- **WRITTEN REQUEST**: Wherever the word "Металличность" shows up in a line, please copy that line.
--- Start of THE INPUT ---
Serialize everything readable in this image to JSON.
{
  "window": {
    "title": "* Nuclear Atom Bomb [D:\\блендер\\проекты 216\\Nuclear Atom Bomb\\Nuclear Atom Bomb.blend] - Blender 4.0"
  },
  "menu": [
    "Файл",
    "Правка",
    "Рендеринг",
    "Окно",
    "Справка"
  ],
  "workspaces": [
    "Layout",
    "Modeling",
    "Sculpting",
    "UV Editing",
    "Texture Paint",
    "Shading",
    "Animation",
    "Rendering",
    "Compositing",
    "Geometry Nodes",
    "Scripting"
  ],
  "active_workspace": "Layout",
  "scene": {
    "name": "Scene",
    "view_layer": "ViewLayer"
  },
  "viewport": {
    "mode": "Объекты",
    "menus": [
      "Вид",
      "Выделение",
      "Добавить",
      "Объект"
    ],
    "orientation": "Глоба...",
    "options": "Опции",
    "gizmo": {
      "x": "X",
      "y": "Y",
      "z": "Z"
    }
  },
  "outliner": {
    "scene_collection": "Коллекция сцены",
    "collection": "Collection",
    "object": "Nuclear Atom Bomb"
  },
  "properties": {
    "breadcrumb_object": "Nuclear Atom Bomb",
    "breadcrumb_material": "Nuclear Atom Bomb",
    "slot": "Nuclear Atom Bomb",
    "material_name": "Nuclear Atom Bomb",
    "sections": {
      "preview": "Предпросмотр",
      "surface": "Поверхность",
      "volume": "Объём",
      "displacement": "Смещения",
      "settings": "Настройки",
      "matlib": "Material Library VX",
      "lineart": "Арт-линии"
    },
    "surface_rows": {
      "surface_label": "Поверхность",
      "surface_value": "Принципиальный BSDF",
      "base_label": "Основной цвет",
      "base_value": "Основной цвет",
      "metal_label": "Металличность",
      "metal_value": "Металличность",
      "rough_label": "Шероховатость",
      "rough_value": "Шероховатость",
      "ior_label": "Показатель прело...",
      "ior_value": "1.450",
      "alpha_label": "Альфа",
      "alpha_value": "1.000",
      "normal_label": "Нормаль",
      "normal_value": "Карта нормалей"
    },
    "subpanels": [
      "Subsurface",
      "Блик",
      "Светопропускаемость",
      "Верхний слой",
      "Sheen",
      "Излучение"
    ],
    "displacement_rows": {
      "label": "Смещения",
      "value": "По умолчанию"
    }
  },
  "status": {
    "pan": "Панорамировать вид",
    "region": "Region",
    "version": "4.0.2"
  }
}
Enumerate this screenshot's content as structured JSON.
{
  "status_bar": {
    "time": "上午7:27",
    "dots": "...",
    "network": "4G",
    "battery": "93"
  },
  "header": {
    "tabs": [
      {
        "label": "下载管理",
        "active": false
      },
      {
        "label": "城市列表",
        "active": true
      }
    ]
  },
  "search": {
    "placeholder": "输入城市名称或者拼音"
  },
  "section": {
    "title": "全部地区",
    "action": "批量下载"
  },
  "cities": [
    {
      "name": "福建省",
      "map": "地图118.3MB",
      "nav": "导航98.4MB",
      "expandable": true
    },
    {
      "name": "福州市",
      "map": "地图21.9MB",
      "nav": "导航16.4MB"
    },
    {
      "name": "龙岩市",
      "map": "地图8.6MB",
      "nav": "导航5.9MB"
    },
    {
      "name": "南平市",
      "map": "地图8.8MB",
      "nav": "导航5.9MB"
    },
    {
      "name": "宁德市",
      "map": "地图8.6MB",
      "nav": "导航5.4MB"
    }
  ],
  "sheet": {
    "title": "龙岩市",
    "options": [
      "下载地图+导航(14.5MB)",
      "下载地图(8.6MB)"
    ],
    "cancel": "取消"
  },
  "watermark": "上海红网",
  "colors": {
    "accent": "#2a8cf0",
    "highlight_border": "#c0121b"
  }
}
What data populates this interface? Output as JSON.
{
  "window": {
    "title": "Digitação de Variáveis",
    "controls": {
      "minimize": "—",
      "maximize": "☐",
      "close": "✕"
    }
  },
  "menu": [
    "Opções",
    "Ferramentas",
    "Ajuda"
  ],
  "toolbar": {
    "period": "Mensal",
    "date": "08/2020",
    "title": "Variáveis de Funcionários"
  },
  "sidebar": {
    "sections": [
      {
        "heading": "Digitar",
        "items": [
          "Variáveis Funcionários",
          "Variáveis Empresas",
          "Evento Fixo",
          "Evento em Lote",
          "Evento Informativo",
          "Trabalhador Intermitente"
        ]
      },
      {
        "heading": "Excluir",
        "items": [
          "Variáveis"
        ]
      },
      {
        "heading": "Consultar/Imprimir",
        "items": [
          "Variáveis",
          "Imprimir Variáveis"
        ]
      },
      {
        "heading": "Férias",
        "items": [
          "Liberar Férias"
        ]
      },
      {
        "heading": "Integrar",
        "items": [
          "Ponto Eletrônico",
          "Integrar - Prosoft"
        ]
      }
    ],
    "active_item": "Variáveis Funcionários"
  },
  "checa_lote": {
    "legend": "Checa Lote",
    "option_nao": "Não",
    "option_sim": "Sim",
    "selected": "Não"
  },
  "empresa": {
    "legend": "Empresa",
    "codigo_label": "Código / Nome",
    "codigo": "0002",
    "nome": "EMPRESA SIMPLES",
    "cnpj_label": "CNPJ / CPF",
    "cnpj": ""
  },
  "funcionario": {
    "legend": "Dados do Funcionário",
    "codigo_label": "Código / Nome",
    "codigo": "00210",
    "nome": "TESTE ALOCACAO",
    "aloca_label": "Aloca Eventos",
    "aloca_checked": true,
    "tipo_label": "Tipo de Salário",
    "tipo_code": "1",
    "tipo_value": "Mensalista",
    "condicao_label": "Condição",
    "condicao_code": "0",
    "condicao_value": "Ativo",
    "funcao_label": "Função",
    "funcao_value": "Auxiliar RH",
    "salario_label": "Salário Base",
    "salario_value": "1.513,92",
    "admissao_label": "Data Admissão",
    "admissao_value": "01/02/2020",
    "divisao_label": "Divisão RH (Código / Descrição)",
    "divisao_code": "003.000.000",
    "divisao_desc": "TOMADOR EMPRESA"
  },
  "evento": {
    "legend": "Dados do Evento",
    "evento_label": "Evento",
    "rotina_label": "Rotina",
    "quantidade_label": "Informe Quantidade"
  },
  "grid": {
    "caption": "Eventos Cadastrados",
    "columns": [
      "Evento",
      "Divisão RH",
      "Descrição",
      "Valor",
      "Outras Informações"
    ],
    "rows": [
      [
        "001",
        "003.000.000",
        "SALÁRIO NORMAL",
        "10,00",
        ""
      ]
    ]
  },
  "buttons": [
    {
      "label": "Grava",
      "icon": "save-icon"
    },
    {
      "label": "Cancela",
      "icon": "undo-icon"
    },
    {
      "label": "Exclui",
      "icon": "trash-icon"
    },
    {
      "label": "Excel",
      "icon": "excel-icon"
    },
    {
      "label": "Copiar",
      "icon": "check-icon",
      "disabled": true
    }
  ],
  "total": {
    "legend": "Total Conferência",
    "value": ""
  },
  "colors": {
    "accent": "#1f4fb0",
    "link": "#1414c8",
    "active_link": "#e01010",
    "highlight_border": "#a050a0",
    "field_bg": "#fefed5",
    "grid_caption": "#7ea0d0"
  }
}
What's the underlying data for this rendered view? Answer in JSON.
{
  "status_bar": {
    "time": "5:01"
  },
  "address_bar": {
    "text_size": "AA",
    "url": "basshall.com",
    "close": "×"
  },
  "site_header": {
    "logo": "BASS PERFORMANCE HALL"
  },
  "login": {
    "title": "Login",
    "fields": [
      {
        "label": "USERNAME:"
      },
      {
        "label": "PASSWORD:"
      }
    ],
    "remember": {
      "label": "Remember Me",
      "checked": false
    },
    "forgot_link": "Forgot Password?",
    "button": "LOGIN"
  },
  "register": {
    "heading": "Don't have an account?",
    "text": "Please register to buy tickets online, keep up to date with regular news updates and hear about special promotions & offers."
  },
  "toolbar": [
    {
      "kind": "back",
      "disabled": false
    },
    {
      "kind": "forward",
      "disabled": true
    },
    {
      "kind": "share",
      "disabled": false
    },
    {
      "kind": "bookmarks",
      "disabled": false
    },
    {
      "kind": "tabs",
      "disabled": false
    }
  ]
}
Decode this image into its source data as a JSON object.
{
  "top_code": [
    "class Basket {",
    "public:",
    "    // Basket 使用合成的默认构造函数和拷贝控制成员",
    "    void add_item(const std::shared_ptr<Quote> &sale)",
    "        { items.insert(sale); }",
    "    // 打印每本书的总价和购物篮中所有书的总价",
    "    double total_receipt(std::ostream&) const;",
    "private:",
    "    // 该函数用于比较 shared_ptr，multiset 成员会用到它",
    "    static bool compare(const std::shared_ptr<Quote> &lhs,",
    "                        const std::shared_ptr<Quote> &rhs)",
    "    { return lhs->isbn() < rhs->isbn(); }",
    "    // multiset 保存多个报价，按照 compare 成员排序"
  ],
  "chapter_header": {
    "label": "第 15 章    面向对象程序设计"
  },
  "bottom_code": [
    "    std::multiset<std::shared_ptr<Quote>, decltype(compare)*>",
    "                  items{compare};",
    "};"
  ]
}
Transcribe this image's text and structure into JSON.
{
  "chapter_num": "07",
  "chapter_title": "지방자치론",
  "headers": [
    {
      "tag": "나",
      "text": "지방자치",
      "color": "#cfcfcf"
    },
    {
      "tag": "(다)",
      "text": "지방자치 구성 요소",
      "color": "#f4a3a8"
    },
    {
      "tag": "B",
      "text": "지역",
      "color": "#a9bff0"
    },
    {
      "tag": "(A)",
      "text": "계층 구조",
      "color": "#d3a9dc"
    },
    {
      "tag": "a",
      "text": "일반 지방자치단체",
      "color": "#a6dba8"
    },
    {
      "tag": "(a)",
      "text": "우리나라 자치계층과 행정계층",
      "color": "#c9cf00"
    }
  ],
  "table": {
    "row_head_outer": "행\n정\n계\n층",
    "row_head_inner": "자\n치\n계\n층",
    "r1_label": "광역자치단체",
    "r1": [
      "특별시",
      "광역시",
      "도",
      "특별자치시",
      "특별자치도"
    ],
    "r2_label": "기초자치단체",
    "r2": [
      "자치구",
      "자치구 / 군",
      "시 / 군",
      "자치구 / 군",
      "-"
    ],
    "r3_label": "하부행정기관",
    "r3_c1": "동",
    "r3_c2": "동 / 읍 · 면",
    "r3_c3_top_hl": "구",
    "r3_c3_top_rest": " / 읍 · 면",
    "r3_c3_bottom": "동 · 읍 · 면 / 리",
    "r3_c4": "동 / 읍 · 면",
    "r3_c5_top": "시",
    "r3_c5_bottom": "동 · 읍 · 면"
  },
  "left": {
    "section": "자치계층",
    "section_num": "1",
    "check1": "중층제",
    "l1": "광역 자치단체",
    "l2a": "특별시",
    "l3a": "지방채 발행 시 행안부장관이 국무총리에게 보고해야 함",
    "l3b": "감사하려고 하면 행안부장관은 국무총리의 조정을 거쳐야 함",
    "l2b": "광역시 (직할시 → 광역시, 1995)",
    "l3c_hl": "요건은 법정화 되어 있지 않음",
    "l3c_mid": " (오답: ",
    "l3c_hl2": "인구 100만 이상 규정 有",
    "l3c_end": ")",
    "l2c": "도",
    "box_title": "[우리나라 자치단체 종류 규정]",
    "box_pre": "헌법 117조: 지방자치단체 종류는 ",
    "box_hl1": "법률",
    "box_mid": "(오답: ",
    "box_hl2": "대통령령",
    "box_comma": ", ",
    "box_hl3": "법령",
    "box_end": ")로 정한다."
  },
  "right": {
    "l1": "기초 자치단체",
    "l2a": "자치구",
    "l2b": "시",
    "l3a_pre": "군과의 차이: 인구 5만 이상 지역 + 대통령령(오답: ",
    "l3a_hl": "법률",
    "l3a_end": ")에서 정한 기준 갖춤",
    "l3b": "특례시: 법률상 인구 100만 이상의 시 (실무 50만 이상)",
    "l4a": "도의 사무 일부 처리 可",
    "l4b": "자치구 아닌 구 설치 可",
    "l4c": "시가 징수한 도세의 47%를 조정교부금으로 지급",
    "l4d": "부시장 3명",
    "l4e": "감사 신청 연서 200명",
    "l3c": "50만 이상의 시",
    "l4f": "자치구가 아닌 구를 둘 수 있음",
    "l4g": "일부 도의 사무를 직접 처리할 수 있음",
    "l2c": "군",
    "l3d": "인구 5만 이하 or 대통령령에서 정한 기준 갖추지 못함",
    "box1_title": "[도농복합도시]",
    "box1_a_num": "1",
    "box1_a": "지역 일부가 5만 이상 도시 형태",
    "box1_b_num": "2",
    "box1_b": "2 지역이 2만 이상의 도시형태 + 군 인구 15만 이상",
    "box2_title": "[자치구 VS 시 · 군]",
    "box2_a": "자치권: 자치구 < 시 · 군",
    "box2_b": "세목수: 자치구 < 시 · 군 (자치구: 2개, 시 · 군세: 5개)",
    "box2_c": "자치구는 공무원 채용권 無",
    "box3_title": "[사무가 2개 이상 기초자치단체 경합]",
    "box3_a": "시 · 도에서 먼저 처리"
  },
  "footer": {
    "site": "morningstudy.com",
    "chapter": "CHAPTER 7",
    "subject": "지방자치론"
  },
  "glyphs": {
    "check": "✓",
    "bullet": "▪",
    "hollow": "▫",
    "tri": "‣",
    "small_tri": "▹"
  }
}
--- End of THE INPUT ---
- **THE RESULT**:
      "metal_label": "Металличность",
      "metal_value": "Металличность",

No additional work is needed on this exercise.